From the listing below, extract each line containing the string "ценам".

*** Given records ***

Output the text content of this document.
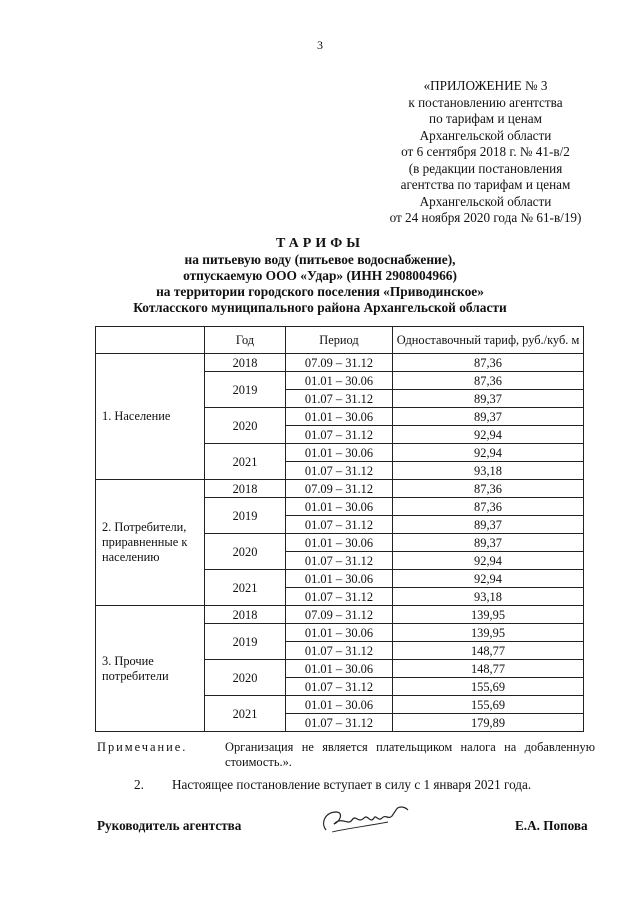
3
«ПРИЛОЖЕНИЕ № 3
к постановлению агентства
по тарифам и ценам
Архангельской области
от 6 сентября 2018 г. № 41-в/2
(в редакции постановления
агентства по тарифам и ценам
Архангельской области
от 24 ноября 2020 года № 61-в/19)
ТАРИФЫ
на питьевую воду (питьевое водоснабжение),
отпускаемую ООО «Удар» (ИНН 2908004966)
на территории городского поселения «Приводинское»
Котласского муниципального района Архангельской области
	Год	Период	Одноставочный тариф, руб./куб. м
1. Население	2018	07.09 – 31.12	87,36
	2019	01.01 – 30.06	87,36
		01.07 – 31.12	89,37
	2020	01.01 – 30.06	89,37
		01.07 – 31.12	92,94
	2021	01.01 – 30.06	92,94
		01.07 – 31.12	93,18
2. Потребители, приравненные к населению	2018	07.09 – 31.12	87,36
	2019	01.01 – 30.06	87,36
		01.07 – 31.12	89,37
	2020	01.01 – 30.06	89,37
		01.07 – 31.12	92,94
	2021	01.01 – 30.06	92,94
		01.07 – 31.12	93,18
3. Прочие потребители	2018	07.09 – 31.12	139,95
	2019	01.01 – 30.06	139,95
		01.07 – 31.12	148,77
	2020	01.01 – 30.06	148,77
		01.07 – 31.12	155,69
	2021	01.01 – 30.06	155,69
		01.07 – 31.12	179,89
Примечание.	Организация не является плательщиком налога на добавленную стоимость.».
2. Настоящее постановление вступает в силу с 1 января 2021 года.
Руководитель агентства	Е.А. Попова
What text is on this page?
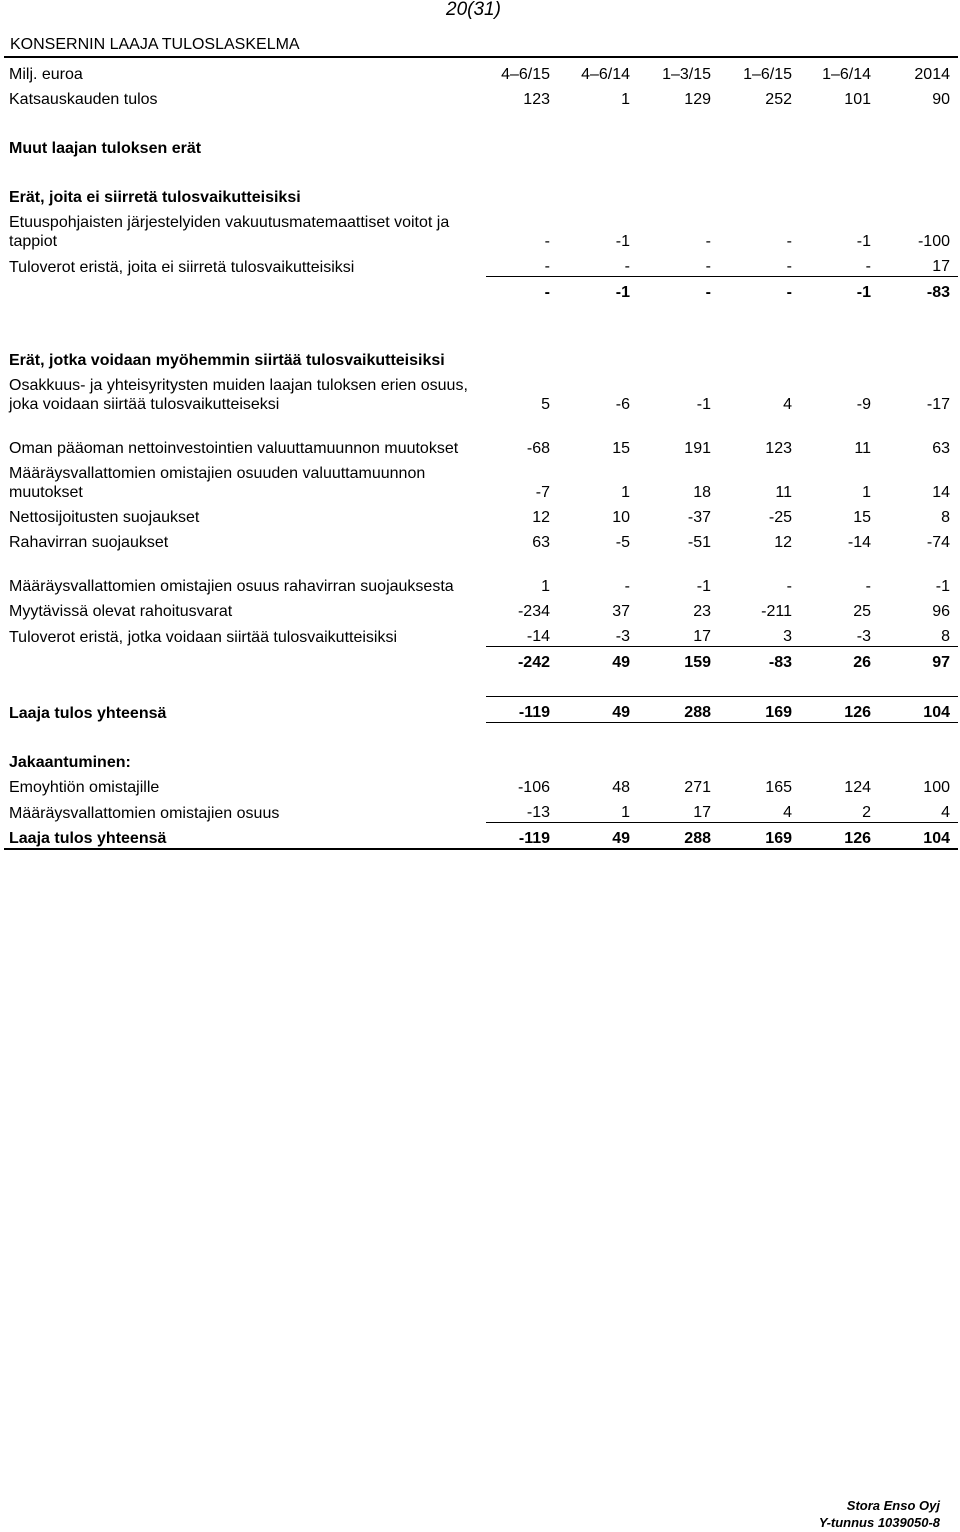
20(31)
KONSERNIN LAAJA TULOSLASKELMA
Milj. euroa	4–6/15	4–6/14	1–3/15	1–6/15	1–6/14	2014
Katsauskauden tulos	123	1	129	252	101	90

Muut laajan tuloksen erät						

Erät, joita ei siirretä tulosvaikutteisiksi						
Etuuspohjaisten järjestelyiden vakuutusmatemaattiset voitot ja tappiot	-	-1	-	-	-1	-100
Tuloverot eristä, joita ei siirretä tulosvaikutteisiksi	-	-	-	-	-	17
	-	-1	-	-	-1	-83

Erät, jotka voidaan myöhemmin siirtää tulosvaikutteisiksi						
Osakkuus- ja yhteisyritysten muiden laajan tuloksen erien osuus, joka voidaan siirtää tulosvaikutteiseksi	5	-6	-1	4	-9	-17
Oman pääoman nettoinvestointien valuuttamuunnon muutokset	-68	15	191	123	11	63
Määräysvallattomien omistajien osuuden valuuttamuunnon muutokset	-7	1	18	11	1	14
Nettosijoitusten suojaukset	12	10	-37	-25	15	8
Rahavirran suojaukset	63	-5	-51	12	-14	-74
Määräysvallattomien omistajien osuus rahavirran suojauksesta	1	-	-1	-	-	-1
Myytävissä olevat rahoitusvarat	-234	37	23	-211	25	96
Tuloverot eristä, jotka voidaan siirtää tulosvaikutteisiksi	-14	-3	17	3	-3	8
	-242	49	159	-83	26	97

Laaja tulos yhteensä	-119	49	288	169	126	104

Jakaantuminen:						
Emoyhtiön omistajille	-106	48	271	165	124	100
Määräysvallattomien omistajien osuus	-13	1	17	4	2	4
Laaja tulos yhteensä	-119	49	288	169	126	104
Stora Enso Oyj
Y-tunnus 1039050-8
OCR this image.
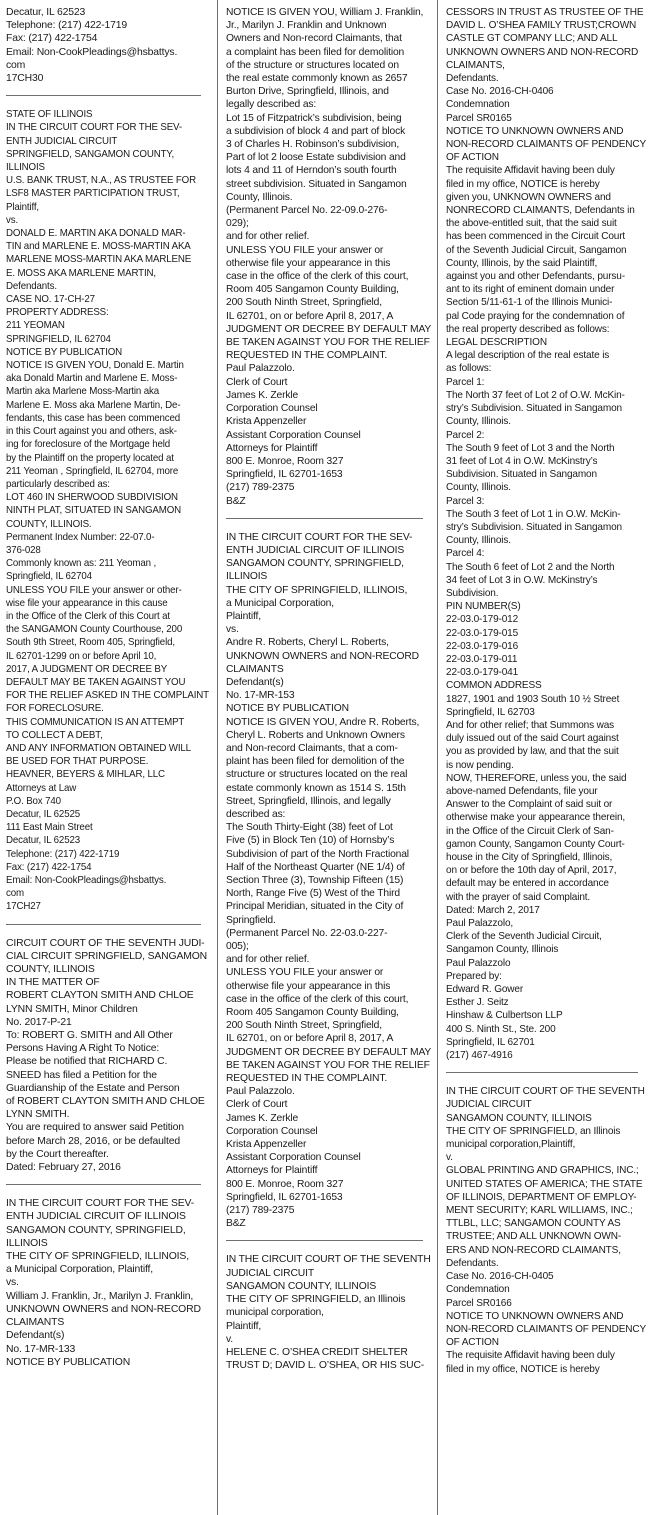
Decatur, IL 62523
Telephone: (217) 422-1719
Fax: (217) 422-1754
Email: Non-CookPleadings@hsbattys.
com
17CH30
STATE OF ILLINOIS
IN THE CIRCUIT COURT FOR THE SEV-
ENTH JUDICIAL CIRCUIT
SPRINGFIELD, SANGAMON COUNTY,
ILLINOIS
U.S. BANK TRUST, N.A., AS TRUSTEE FOR
LSF8 MASTER PARTICIPATION TRUST,
Plaintiff,
vs.
DONALD E. MARTIN AKA DONALD MAR-
TIN and MARLENE E. MOSS-MARTIN AKA
MARLENE MOSS-MARTIN AKA MARLENE
E. MOSS AKA MARLENE MARTIN,
Defendants.
CASE NO. 17-CH-27
PROPERTY ADDRESS:
211 YEOMAN
SPRINGFIELD, IL 62704
NOTICE BY PUBLICATION
NOTICE IS GIVEN YOU, Donald E. Martin
aka Donald Martin and Marlene E. Moss-
Martin aka Marlene Moss-Martin aka
Marlene E. Moss aka Marlene Martin, De-
fendants, this case has been commenced
in this Court against you and others, ask-
ing for foreclosure of the Mortgage held
by the Plaintiff on the property located at
211 Yeoman , Springfield, IL 62704, more
particularly described as:
LOT 460 IN SHERWOOD SUBDIVISION
NINTH PLAT, SITUATED IN SANGAMON
COUNTY, ILLINOIS.
Permanent Index Number: 22-07.0-
376-028
Commonly known as: 211 Yeoman ,
Springfield, IL 62704
UNLESS YOU FILE your answer or other-
wise file your appearance in this cause
in the Office of the Clerk of this Court at
the SANGAMON County Courthouse, 200
South 9th Street, Room 405, Springfield,
IL 62701-1299 on or before April 10,
2017, A JUDGMENT OR DECREE BY
DEFAULT MAY BE TAKEN AGAINST YOU
FOR THE RELIEF ASKED IN THE COMPLAINT
FOR FORECLOSURE.
THIS COMMUNICATION IS AN ATTEMPT
TO COLLECT A DEBT,
AND ANY INFORMATION OBTAINED WILL
BE USED FOR THAT PURPOSE.
HEAVNER, BEYERS & MIHLAR, LLC
Attorneys at Law
P.O. Box 740
Decatur, IL 62525
111 East Main Street
Decatur, IL 62523
Telephone: (217) 422-1719
Fax: (217) 422-1754
Email: Non-CookPleadings@hsbattys.
com
17CH27
CIRCUIT COURT OF THE SEVENTH JUDI-
CIAL CIRCUIT SPRINGFIELD, SANGAMON
COUNTY, ILLINOIS
IN THE MATTER OF
ROBERT CLAYTON SMITH AND CHLOE
LYNN SMITH, Minor Children
No. 2017-P-21
To: ROBERT G. SMITH and All Other
Persons Having A Right To Notice:
Please be notified that RICHARD C.
SNEED has filed a Petition for the
Guardianship of the Estate and Person
of ROBERT CLAYTON SMITH AND CHLOE
LYNN SMITH.
You are required to answer said Petition
before March 28, 2016, or be defaulted
by the Court thereafter.
Dated: February 27, 2016
IN THE CIRCUIT COURT FOR THE SEV-
ENTH JUDICIAL CIRCUIT OF ILLINOIS
SANGAMON COUNTY, SPRINGFIELD,
ILLINOIS
THE CITY OF SPRINGFIELD, ILLINOIS,
a Municipal Corporation, Plaintiff,
vs.
William J. Franklin, Jr., Marilyn J. Franklin,
UNKNOWN OWNERS and NON-RECORD
CLAIMANTS
Defendant(s)
No. 17-MR-133
NOTICE BY PUBLICATION
NOTICE IS GIVEN YOU, William J. Franklin,
Jr., Marilyn J. Franklin and Unknown
Owners and Non-record Claimants, that
a complaint has been filed for demolition
of the structure or structures located on
the real estate commonly known as 2657
Burton Drive, Springfield, Illinois, and
legally described as:
Lot 15 of Fitzpatrick’s subdivision, being
a subdivision of block 4 and part of block
3 of Charles H. Robinson’s subdivision,
Part of lot 2 loose Estate subdivision and
lots 4 and 11 of Herndon’s south fourth
street subdivision. Situated in Sangamon
County, Illinois.
(Permanent Parcel No. 22-09.0-276-
029);
and for other relief.
UNLESS YOU FILE your answer or
otherwise file your appearance in this
case in the office of the clerk of this court,
Room 405 Sangamon County Building,
200 South Ninth Street, Springfield,
IL 62701, on or before April 8, 2017, A
JUDGMENT OR DECREE BY DEFAULT MAY
BE TAKEN AGAINST YOU FOR THE RELIEF
REQUESTED IN THE COMPLAINT.
Paul Palazzolo.
Clerk of Court
James K. Zerkle
Corporation Counsel
Krista Appenzeller
Assistant Corporation Counsel
Attorneys for Plaintiff
800 E. Monroe, Room 327
Springfield, IL 62701-1653
(217) 789-2375
B&Z
IN THE CIRCUIT COURT FOR THE SEV-
ENTH JUDICIAL CIRCUIT OF ILLINOIS
SANGAMON COUNTY, SPRINGFIELD,
ILLINOIS
THE CITY OF SPRINGFIELD, ILLINOIS,
a Municipal Corporation,
Plaintiff,
vs.
Andre R. Roberts, Cheryl L. Roberts,
UNKNOWN OWNERS and NON-RECORD
CLAIMANTS
Defendant(s)
No. 17-MR-153
NOTICE BY PUBLICATION
NOTICE IS GIVEN YOU, Andre R. Roberts,
Cheryl L. Roberts and Unknown Owners
and Non-record Claimants, that a com-
plaint has been filed for demolition of the
structure or structures located on the real
estate commonly known as 1514 S. 15th
Street, Springfield, Illinois, and legally
described as:
The South Thirty-Eight (38) feet of Lot
Five (5) in Block Ten (10) of Hornsby’s
Subdivision of part of the North Fractional
Half of the Northeast Quarter (NE 1/4) of
Section Three (3), Township Fifteen (15)
North, Range Five (5) West of the Third
Principal Meridian, situated in the City of
Springfield.
(Permanent Parcel No. 22-03.0-227-
005);
and for other relief.
UNLESS YOU FILE your answer or
otherwise file your appearance in this
case in the office of the clerk of this court,
Room 405 Sangamon County Building,
200 South Ninth Street, Springfield,
IL 62701, on or before April 8, 2017, A
JUDGMENT OR DECREE BY DEFAULT MAY
BE TAKEN AGAINST YOU FOR THE RELIEF
REQUESTED IN THE COMPLAINT.
Paul Palazzolo.
Clerk of Court
James K. Zerkle
Corporation Counsel
Krista Appenzeller
Assistant Corporation Counsel
Attorneys for Plaintiff
800 E. Monroe, Room 327
Springfield, IL 62701-1653
(217) 789-2375
B&Z
IN THE CIRCUIT COURT OF THE SEVENTH
JUDICIAL CIRCUIT
SANGAMON COUNTY, ILLINOIS
THE CITY OF SPRINGFIELD, an Illinois
municipal corporation,
Plaintiff,
v.
HELENE C. O’SHEA CREDIT SHELTER
TRUST D; DAVID L. O’SHEA, OR HIS SUC-
CESSORS IN TRUST AS TRUSTEE OF THE
DAVID L. O’SHEA FAMILY TRUST;CROWN
CASTLE GT COMPANY LLC; AND ALL
UNKNOWN OWNERS AND NON-RECORD
CLAIMANTS,
Defendants.
Case No. 2016-CH-0406
Condemnation
Parcel SR0165
NOTICE TO UNKNOWN OWNERS AND
NON-RECORD CLAIMANTS OF PENDENCY
OF ACTION
The requisite Affidavit having been duly
filed in my office, NOTICE is hereby
given you, UNKNOWN OWNERS and
NONRECORD CLAIMANTS, Defendants in
the above-entitled suit, that the said suit
has been commenced in the Circuit Court
of the Seventh Judicial Circuit, Sangamon
County, Illinois, by the said Plaintiff,
against you and other Defendants, pursu-
ant to its right of eminent domain under
Section 5/11-61-1 of the Illinois Munici-
pal Code praying for the condemnation of
the real property described as follows:
LEGAL DESCRIPTION
A legal description of the real estate is
as follows:
Parcel 1:
The North 37 feet of Lot 2 of O.W. McKin-
stry’s Subdivision. Situated in Sangamon
County, Illinois.
Parcel 2:
The South 9 feet of Lot 3 and the North
31 feet of Lot 4 in O.W. McKinstry’s
Subdivision. Situated in Sangamon
County, Illinois.
Parcel 3:
The South 3 feet of Lot 1 in O.W. McKin-
stry’s Subdivision. Situated in Sangamon
County, Illinois.
Parcel 4:
The South 6 feet of Lot 2 and the North
34 feet of Lot 3 in O.W. McKinstry’s
Subdivision.
PIN NUMBER(S)
22-03.0-179-012
22-03.0-179-015
22-03.0-179-016
22-03.0-179-011
22-03.0-179-041
COMMON ADDRESS
1827, 1901 and 1903 South 10 ½ Street
Springfield, IL 62703
And for other relief; that Summons was
duly issued out of the said Court against
you as provided by law, and that the suit
is now pending.
NOW, THEREFORE, unless you, the said
above-named Defendants, file your
Answer to the Complaint of said suit or
otherwise make your appearance therein,
in the Office of the Circuit Clerk of San-
gamon County, Sangamon County Court-
house in the City of Springfield, Illinois,
on or before the 10th day of April, 2017,
default may be entered in accordance
with the prayer of said Complaint.
Dated: March 2, 2017
Paul Palazzolo,
Clerk of the Seventh Judicial Circuit,
Sangamon County, Illinois
Paul Palazzolo
Prepared by:
Edward R. Gower
Esther J. Seitz
Hinshaw & Culbertson LLP
400 S. Ninth St., Ste. 200
Springfield, IL 62701
(217) 467-4916
IN THE CIRCUIT COURT OF THE SEVENTH
JUDICIAL CIRCUIT
SANGAMON COUNTY, ILLINOIS
THE CITY OF SPRINGFIELD, an Illinois
municipal corporation,Plaintiff,
v.
GLOBAL PRINTING AND GRAPHICS, INC.;
UNITED STATES OF AMERICA; THE STATE
OF ILLINOIS, DEPARTMENT OF EMPLOY-
MENT SECURITY; KARL WILLIAMS, INC.;
TTLBL, LLC; SANGAMON COUNTY AS
TRUSTEE; AND ALL UNKNOWN OWN-
ERS AND NON-RECORD CLAIMANTS,
Defendants.
Case No. 2016-CH-0405
Condemnation
Parcel SR0166
NOTICE TO UNKNOWN OWNERS AND
NON-RECORD CLAIMANTS OF PENDENCY
OF ACTION
The requisite Affidavit having been duly
filed in my office, NOTICE is hereby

***

**Problem solution**:
по тарифам и ценам
агентства по тарифам и ценам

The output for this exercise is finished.